WHAT THE EXERCISE ASKS: Check every line of the entries for the string "células" and return the ones that contain it.

BEGIN SUPPLIED INFORMATION

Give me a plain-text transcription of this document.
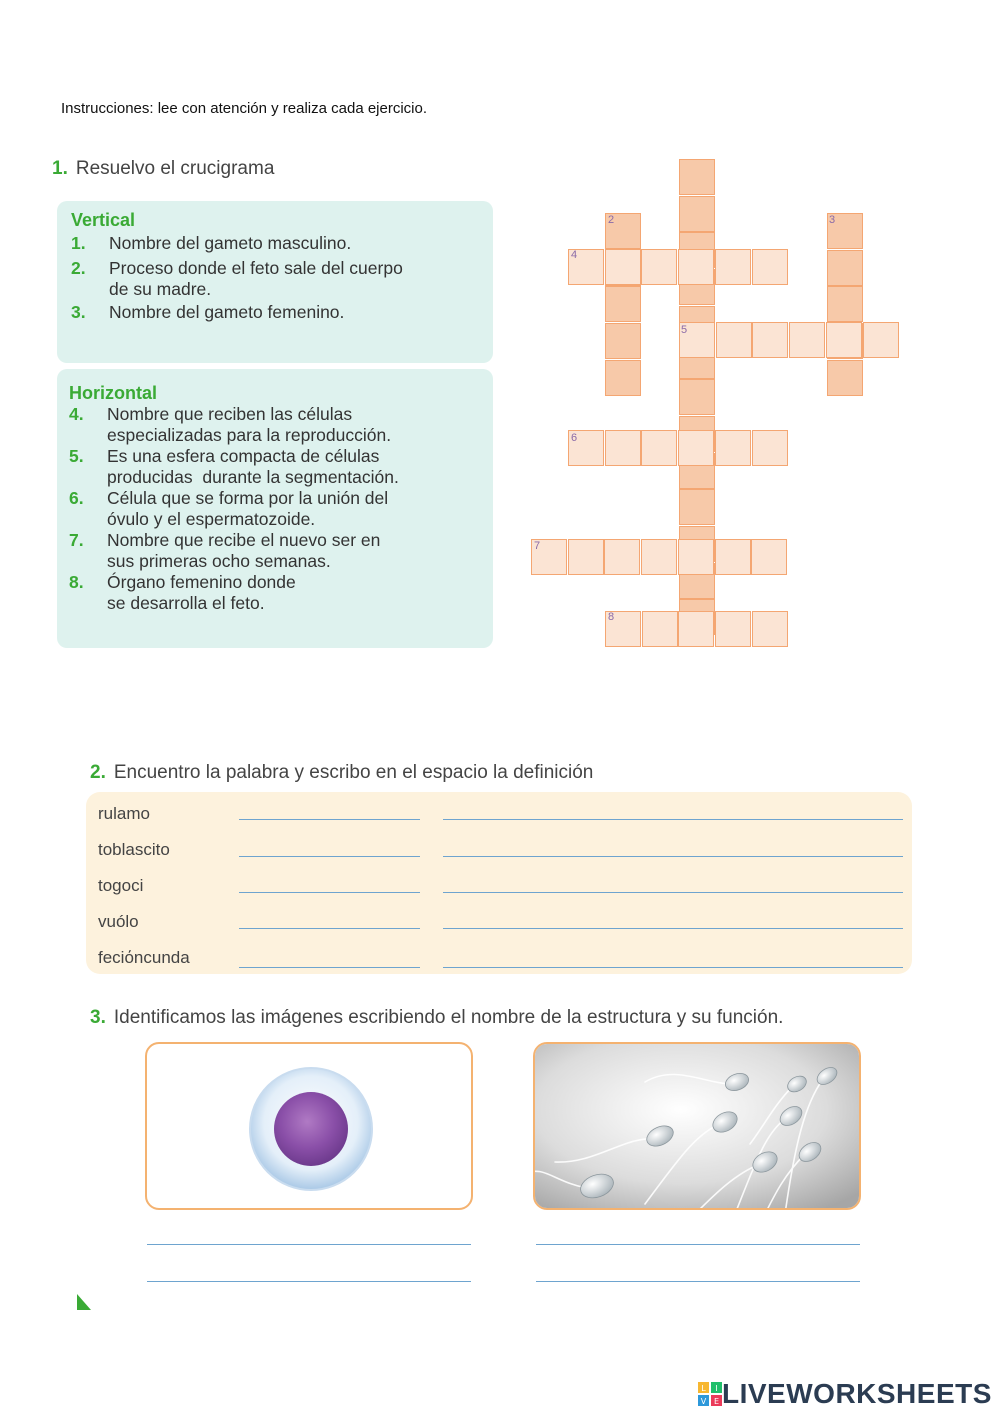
Instrucciones: lee con atención y realiza cada ejercicio.
1. Resuelvo el crucigrama
Vertical
1. Nombre del gameto masculino.
2. Proceso donde el feto sale del cuerpo
de su madre.
3. Nombre del gameto femenino.
Horizontal
4. Nombre que reciben las células
especializadas para la reproducción.
5. Es una esfera compacta de células
producidas  durante la segmentación.
6. Célula que se forma por la unión del
óvulo y el espermatozoide.
7. Nombre que recibe el nuevo ser en
sus primeras ocho semanas.
8. Órgano femenino donde
se desarrolla el feto.
2	3
4
5
6
7
8
2. Encuentro la palabra y escribo en el espacio la definición
rulamo
toblascito
togoci
vuólo
feciόncunda
3. Identificamos las imágenes escribiendo el nombre de la estructura y su función.
L I
V E LIVEWORKSHEETS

END SUPPLIED INFORMATION

SOLUTION TO THIS TASK:
4. Nombre que reciben las células
5. Es una esfera compacta de células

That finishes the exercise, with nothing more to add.